# [What you will do]
Copy out all lines that carry the word "Ehtiyyat".

# [Record list]
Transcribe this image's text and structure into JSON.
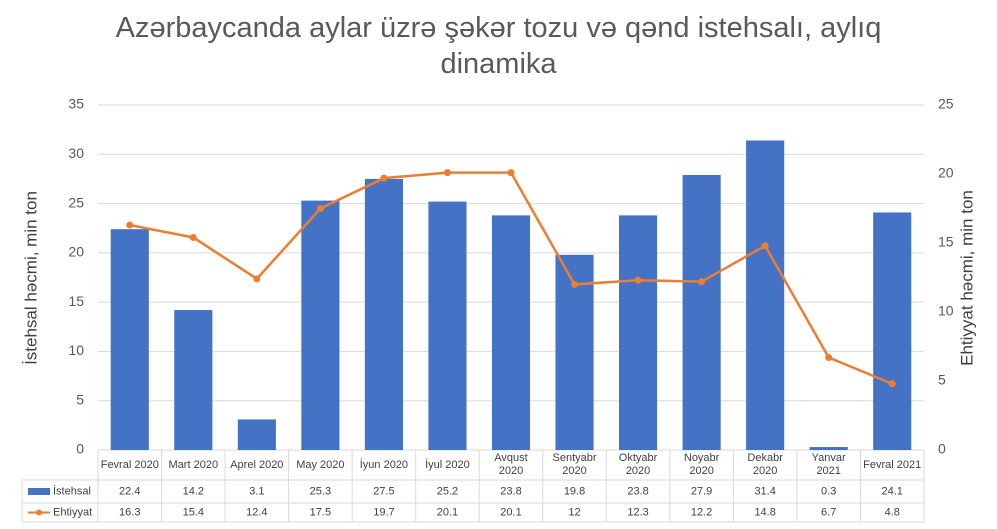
{
  "chart_data": {
    "type": "bar_line_table",
    "title": "Azərbaycanda aylar üzrə şəkər tozu və qənd istehsalı, aylıq dinamika",
    "ylabel": "İstehsal həcmi, min ton",
    "y2label": "Ehtiyyat həcmi, min ton",
    "categories": [
      "Fevral 2020",
      "Mart 2020",
      "Aprel 2020",
      "May 2020",
      "İyun 2020",
      "İyul 2020",
      "Avqust 2020",
      "Sentyabr 2020",
      "Oktyabr 2020",
      "Noyabr 2020",
      "Dekabr 2020",
      "Yanvar 2021",
      "Fevral 2021"
    ],
    "series": [
      {
        "name": "İstehsal",
        "type": "bar",
        "color": "#4472c4",
        "values": [
          22.4,
          14.2,
          3.1,
          25.3,
          27.5,
          25.2,
          23.8,
          19.8,
          23.8,
          27.9,
          31.4,
          0.3,
          24.1
        ]
      },
      {
        "name": "Ehtiyyat",
        "type": "line",
        "axis": "y2",
        "color": "#ed7d31",
        "values": [
          16.3,
          15.4,
          12.4,
          17.5,
          19.7,
          20.1,
          20.1,
          12,
          12.3,
          12.2,
          14.8,
          6.7,
          4.8
        ]
      }
    ],
    "ylim": [
      0,
      35
    ],
    "yticks": [
      0,
      5,
      10,
      15,
      20,
      25,
      30,
      35
    ],
    "y2lim": [
      0,
      25
    ],
    "y2ticks": [
      0,
      5,
      10,
      15,
      20,
      25
    ],
    "grid": true
  }
}
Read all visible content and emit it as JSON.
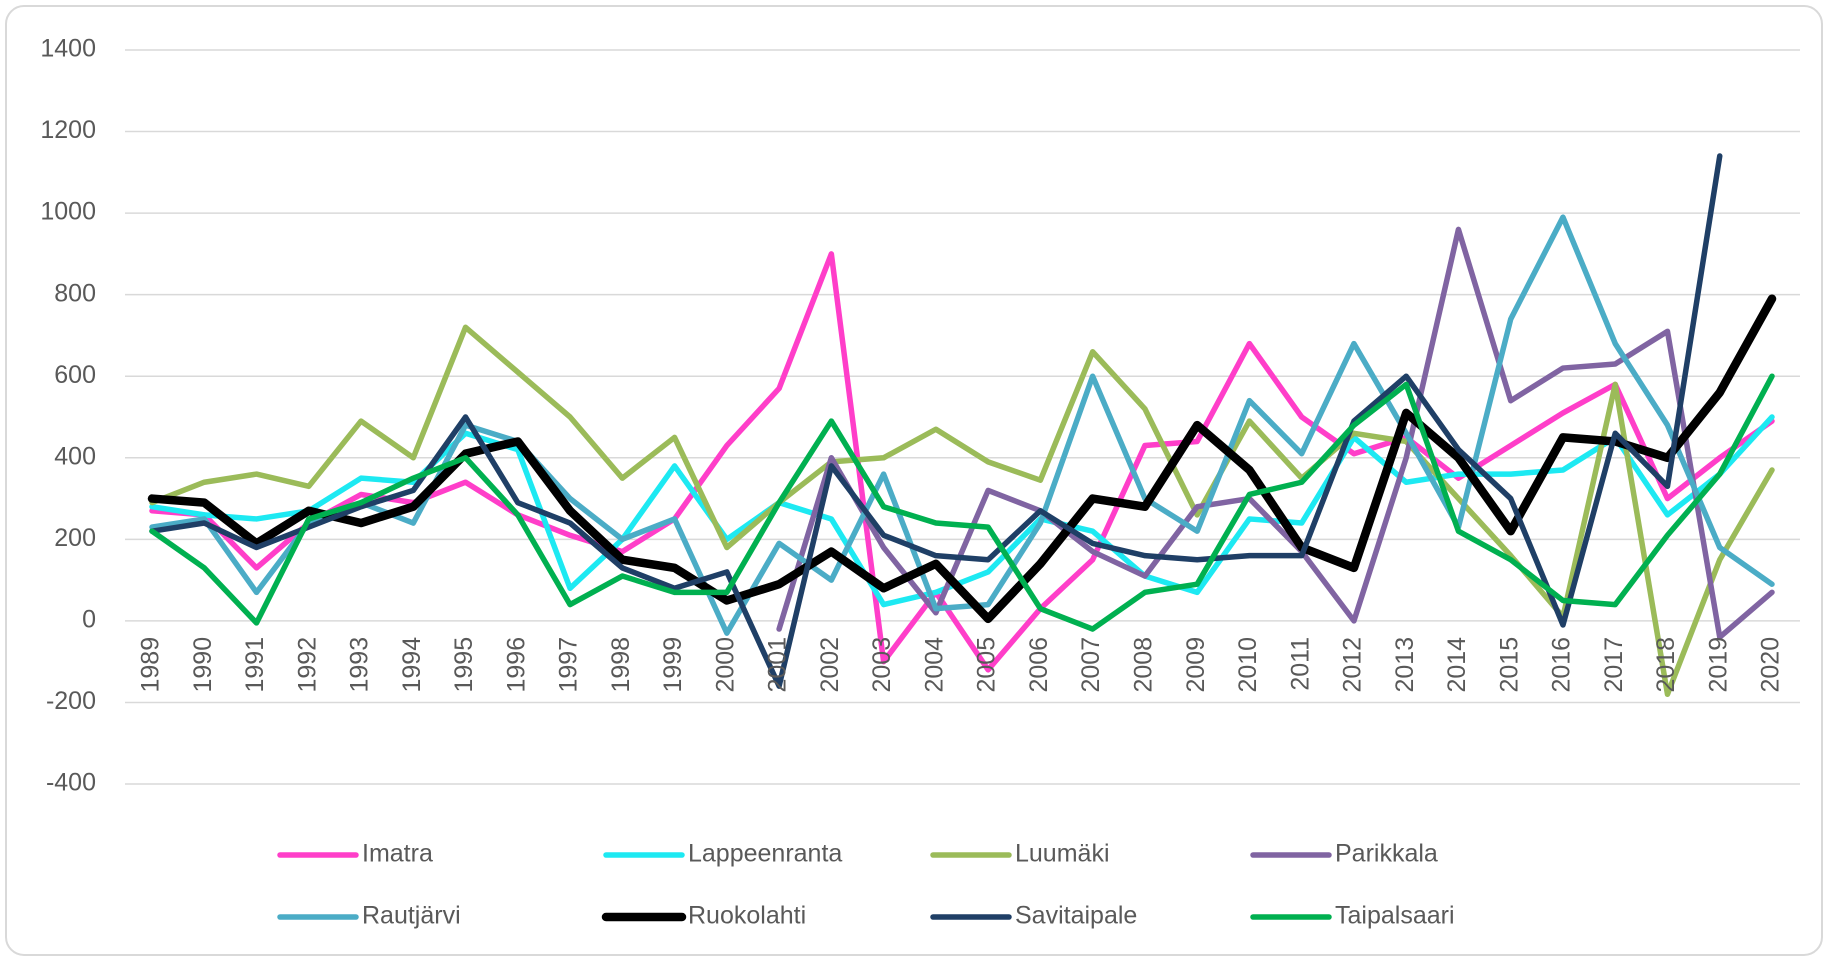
{
  "chart_data": {
    "type": "line",
    "categories": [
      "1989",
      "1990",
      "1991",
      "1992",
      "1993",
      "1994",
      "1995",
      "1996",
      "1997",
      "1998",
      "1999",
      "2000",
      "2001",
      "2002",
      "2003",
      "2004",
      "2005",
      "2006",
      "2007",
      "2008",
      "2009",
      "2010",
      "2011",
      "2012",
      "2013",
      "2014",
      "2015",
      "2016",
      "2017",
      "2018",
      "2019",
      "2020"
    ],
    "series": [
      {
        "name": "Imatra",
        "color": "#ff3ec9",
        "values": [
          270,
          260,
          130,
          240,
          310,
          290,
          340,
          260,
          210,
          170,
          250,
          430,
          570,
          900,
          -100,
          70,
          -120,
          30,
          150,
          430,
          440,
          680,
          500,
          410,
          450,
          350,
          430,
          510,
          580,
          300,
          400,
          490
        ]
      },
      {
        "name": "Lappeenranta",
        "color": "#1de9f2",
        "values": [
          280,
          260,
          250,
          270,
          350,
          340,
          460,
          420,
          80,
          200,
          380,
          200,
          290,
          250,
          40,
          70,
          120,
          250,
          220,
          110,
          70,
          250,
          240,
          450,
          340,
          360,
          360,
          370,
          450,
          260,
          360,
          500
        ]
      },
      {
        "name": "Luumäki",
        "color": "#9bbb59",
        "values": [
          290,
          340,
          360,
          330,
          490,
          400,
          720,
          610,
          500,
          350,
          450,
          180,
          290,
          390,
          400,
          470,
          390,
          345,
          660,
          520,
          260,
          490,
          350,
          460,
          440,
          300,
          160,
          10,
          580,
          -180,
          150,
          370
        ]
      },
      {
        "name": "Parikkala",
        "color": "#8064a2",
        "values": [
          null,
          null,
          null,
          null,
          null,
          null,
          null,
          null,
          null,
          null,
          null,
          null,
          -20,
          400,
          180,
          20,
          320,
          270,
          170,
          110,
          280,
          300,
          170,
          0,
          400,
          960,
          540,
          620,
          630,
          710,
          -40,
          70
        ]
      },
      {
        "name": "Rautjärvi",
        "color": "#4bacc6",
        "values": [
          230,
          250,
          70,
          240,
          290,
          240,
          480,
          440,
          300,
          200,
          250,
          -30,
          190,
          100,
          360,
          30,
          40,
          240,
          600,
          300,
          220,
          540,
          410,
          680,
          460,
          230,
          740,
          990,
          680,
          480,
          180,
          90
        ]
      },
      {
        "name": "Ruokolahti",
        "color": "#000000",
        "values": [
          300,
          290,
          190,
          270,
          240,
          280,
          410,
          440,
          270,
          150,
          130,
          50,
          90,
          170,
          80,
          140,
          5,
          140,
          300,
          280,
          480,
          370,
          180,
          130,
          510,
          400,
          220,
          450,
          440,
          400,
          560,
          790
        ]
      },
      {
        "name": "Savitaipale",
        "color": "#1f3f66",
        "values": [
          220,
          240,
          180,
          230,
          280,
          320,
          500,
          290,
          240,
          130,
          80,
          120,
          -160,
          380,
          210,
          160,
          150,
          270,
          190,
          160,
          150,
          160,
          160,
          490,
          600,
          420,
          300,
          -10,
          460,
          330,
          1140,
          null
        ]
      },
      {
        "name": "Taipalsaari",
        "color": "#00b050",
        "values": [
          220,
          130,
          -5,
          250,
          290,
          350,
          400,
          260,
          40,
          110,
          70,
          70,
          290,
          490,
          280,
          240,
          230,
          30,
          -20,
          70,
          90,
          310,
          340,
          480,
          580,
          220,
          150,
          50,
          40,
          210,
          360,
          600
        ]
      }
    ],
    "ylim": [
      -400,
      1400
    ],
    "yticks": [
      -400,
      -200,
      0,
      200,
      400,
      600,
      800,
      1000,
      1200,
      1400
    ],
    "grid": true,
    "legend": "bottom"
  }
}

# [Completed exercise]
    "y2label": "Ehtiyyat həcmi, min ton",
        "name": "Ehtiyyat",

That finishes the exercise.